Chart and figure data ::
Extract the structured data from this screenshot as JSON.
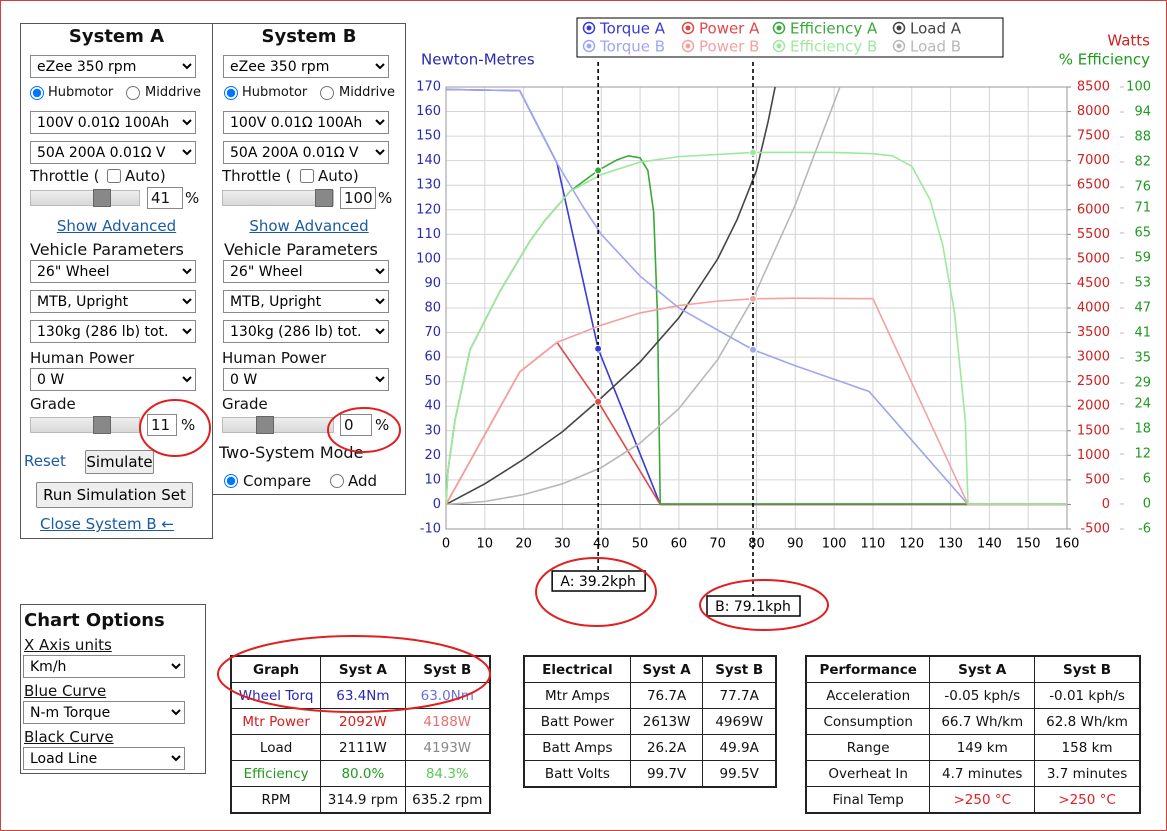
{
  "system_a": {
    "title": "System A",
    "motor": "eZee 350 rpm",
    "motor_types": [
      "Hubmotor",
      "Middrive"
    ],
    "battery": "100V 0.01Ω 100Ah",
    "controller": "50A 200A 0.01Ω V",
    "throttle_label": "Throttle (",
    "auto_label": "Auto)",
    "throttle": "41",
    "unit": "%",
    "show_advanced": "Show Advanced",
    "vehicle_heading": "Vehicle Parameters",
    "wheel": "26\"  Wheel",
    "frame": "MTB, Upright",
    "weight": "130kg (286 lb) tot.",
    "human_power_label": "Human Power",
    "human_power": "0 W",
    "grade_label": "Grade",
    "grade": "11",
    "reset": "Reset",
    "simulate": "Simulate",
    "run_set": "Run Simulation Set",
    "close_b": "Close System B ←"
  },
  "system_b": {
    "title": "System B",
    "motor": "eZee 350 rpm",
    "motor_types": [
      "Hubmotor",
      "Middrive"
    ],
    "battery": "100V 0.01Ω 100Ah",
    "controller": "50A 200A 0.01Ω V",
    "throttle_label": "Throttle (",
    "auto_label": "Auto)",
    "throttle": "100",
    "unit": "%",
    "show_advanced": "Show Advanced",
    "vehicle_heading": "Vehicle Parameters",
    "wheel": "26\"  Wheel",
    "frame": "MTB, Upright",
    "weight": "130kg (286 lb) tot.",
    "human_power_label": "Human Power",
    "human_power": "0 W",
    "grade_label": "Grade",
    "grade": "0",
    "mode_heading": "Two-System Mode",
    "modes": [
      "Compare",
      "Add"
    ]
  },
  "chart_options": {
    "title": "Chart Options",
    "x_axis_label": "X Axis units",
    "x_axis": "Km/h",
    "blue_label": "Blue Curve",
    "blue": "N-m Torque",
    "black_label": "Black Curve",
    "black": "Load Line"
  },
  "chart": {
    "type": "line",
    "y_title": "Newton-Metres",
    "y2_title": "Watts",
    "y3_title": "% Efficiency",
    "xlim": [
      0,
      160
    ],
    "xticks": [
      0,
      10,
      20,
      30,
      40,
      50,
      60,
      70,
      80,
      90,
      100,
      110,
      120,
      130,
      140,
      150,
      160
    ],
    "ylim": [
      -10,
      170
    ],
    "yticks": [
      -10,
      0,
      10,
      20,
      30,
      40,
      50,
      60,
      70,
      80,
      90,
      100,
      110,
      120,
      130,
      140,
      150,
      160,
      170
    ],
    "y2lim": [
      -500,
      8500
    ],
    "y2ticks": [
      -500,
      0,
      500,
      1000,
      1500,
      2000,
      2500,
      3000,
      3500,
      4000,
      4500,
      5000,
      5500,
      6000,
      6500,
      7000,
      7500,
      8000,
      8500
    ],
    "y3lim": [
      -6,
      100
    ],
    "y3ticks": [
      -6,
      0,
      6,
      12,
      18,
      24,
      29,
      35,
      41,
      47,
      53,
      59,
      65,
      71,
      76,
      82,
      88,
      94,
      100
    ],
    "grid": true,
    "series": [
      {
        "name": "Torque A",
        "color": "#3a3ad8",
        "axis": "y",
        "x": [
          0,
          19,
          28.6,
          39.2,
          55.2,
          160
        ],
        "values": [
          169,
          168.5,
          139,
          63.4,
          0,
          0
        ],
        "dot": 63.4
      },
      {
        "name": "Power A",
        "color": "#e04848",
        "axis": "y2",
        "x": [
          0,
          19,
          28.6,
          39.2,
          55.2,
          160
        ],
        "values": [
          0,
          2700,
          3300,
          2092,
          0,
          0
        ],
        "dot": 2092
      },
      {
        "name": "Efficiency A",
        "color": "#3aa83a",
        "axis": "y3",
        "x": [
          0,
          0.5,
          2.3,
          6.2,
          13.9,
          21.6,
          25.5,
          32,
          39.2,
          44,
          47,
          50,
          52,
          53.5,
          54.5,
          55.2,
          160
        ],
        "values": [
          0,
          8,
          20,
          37,
          51,
          63,
          68,
          75,
          80,
          82.5,
          83.5,
          83,
          80,
          70,
          45,
          0,
          0
        ],
        "dot": 80.0
      },
      {
        "name": "Load A",
        "color": "#444444",
        "axis": "y2",
        "x": [
          0,
          10,
          20,
          30,
          39.2,
          50,
          60,
          70,
          75,
          80,
          83,
          84.8
        ],
        "values": [
          0,
          420,
          920,
          1480,
          2111,
          2900,
          3800,
          5000,
          5800,
          6800,
          7800,
          8500
        ]
      },
      {
        "name": "Torque B",
        "color": "#a0a6ee",
        "axis": "y",
        "x": [
          0,
          19,
          28.6,
          35,
          40,
          50,
          60,
          70,
          79.1,
          90,
          100,
          109,
          134.5,
          160
        ],
        "values": [
          169,
          168.5,
          139,
          122,
          110,
          93,
          80,
          71,
          63,
          56.5,
          51,
          46,
          0,
          0
        ],
        "dot": 63.0
      },
      {
        "name": "Power B",
        "color": "#f3a2a2",
        "axis": "y2",
        "x": [
          0,
          19,
          28.6,
          40,
          50,
          60,
          70,
          79.1,
          90,
          110,
          134.5,
          160
        ],
        "values": [
          0,
          2700,
          3300,
          3650,
          3900,
          4050,
          4140,
          4188,
          4200,
          4190,
          0,
          0
        ],
        "dot": 4188
      },
      {
        "name": "Efficiency B",
        "color": "#9ee89e",
        "axis": "y3",
        "x": [
          0,
          0.5,
          2.3,
          6.2,
          13.9,
          21.6,
          25.5,
          32,
          40,
          50,
          60,
          79.1,
          100,
          110,
          115,
          120,
          124.7,
          128,
          131,
          133.8,
          134.5,
          160
        ],
        "values": [
          0,
          8,
          20,
          37,
          51,
          63,
          68,
          75,
          79,
          82,
          83.3,
          84.3,
          84.3,
          84,
          83.5,
          81,
          73,
          62,
          46,
          20,
          0,
          0
        ],
        "dot": 84.3
      },
      {
        "name": "Load B",
        "color": "#b8b8b8",
        "axis": "y2",
        "x": [
          0,
          10,
          20,
          30,
          40,
          50,
          60,
          70,
          79.1,
          90,
          101.5
        ],
        "values": [
          0,
          60,
          200,
          420,
          750,
          1250,
          1950,
          2950,
          4193,
          6100,
          8500
        ]
      }
    ],
    "markers": [
      {
        "x": 39.2,
        "label": "A: 39.2kph"
      },
      {
        "x": 79.1,
        "label": "B: 79.1kph"
      }
    ]
  },
  "tables": {
    "graph": {
      "headers": [
        "Graph",
        "Syst A",
        "Syst B"
      ],
      "rows": [
        [
          "Wheel Torq",
          "63.4Nm",
          "63.0Nm"
        ],
        [
          "Mtr Power",
          "2092W",
          "4188W"
        ],
        [
          "Load",
          "2111W",
          "4193W"
        ],
        [
          "Efficiency",
          "80.0%",
          "84.3%"
        ],
        [
          "RPM",
          "314.9 rpm",
          "635.2 rpm"
        ]
      ]
    },
    "electrical": {
      "headers": [
        "Electrical",
        "Syst A",
        "Syst B"
      ],
      "rows": [
        [
          "Mtr Amps",
          "76.7A",
          "77.7A"
        ],
        [
          "Batt Power",
          "2613W",
          "4969W"
        ],
        [
          "Batt Amps",
          "26.2A",
          "49.9A"
        ],
        [
          "Batt Volts",
          "99.7V",
          "99.5V"
        ]
      ]
    },
    "performance": {
      "headers": [
        "Performance",
        "Syst A",
        "Syst B"
      ],
      "rows": [
        [
          "Acceleration",
          "-0.05 kph/s",
          "-0.01 kph/s"
        ],
        [
          "Consumption",
          "66.7 Wh/km",
          "62.8 Wh/km"
        ],
        [
          "Range",
          "149 km",
          "158 km"
        ],
        [
          "Overheat In",
          "4.7 minutes",
          "3.7 minutes"
        ],
        [
          "Final Temp",
          ">250 °C",
          ">250 °C"
        ]
      ]
    }
  }
}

GIVEN REQUEST :: List each line of the entries that holds the string "color".

SOLUTION FOR THIS TASK ::
        "color": "#3a3ad8",
        "color": "#e04848",
        "color": "#3aa83a",
        "color": "#444444",
        "color": "#a0a6ee",
        "color": "#f3a2a2",
        "color": "#9ee89e",
        "color": "#b8b8b8",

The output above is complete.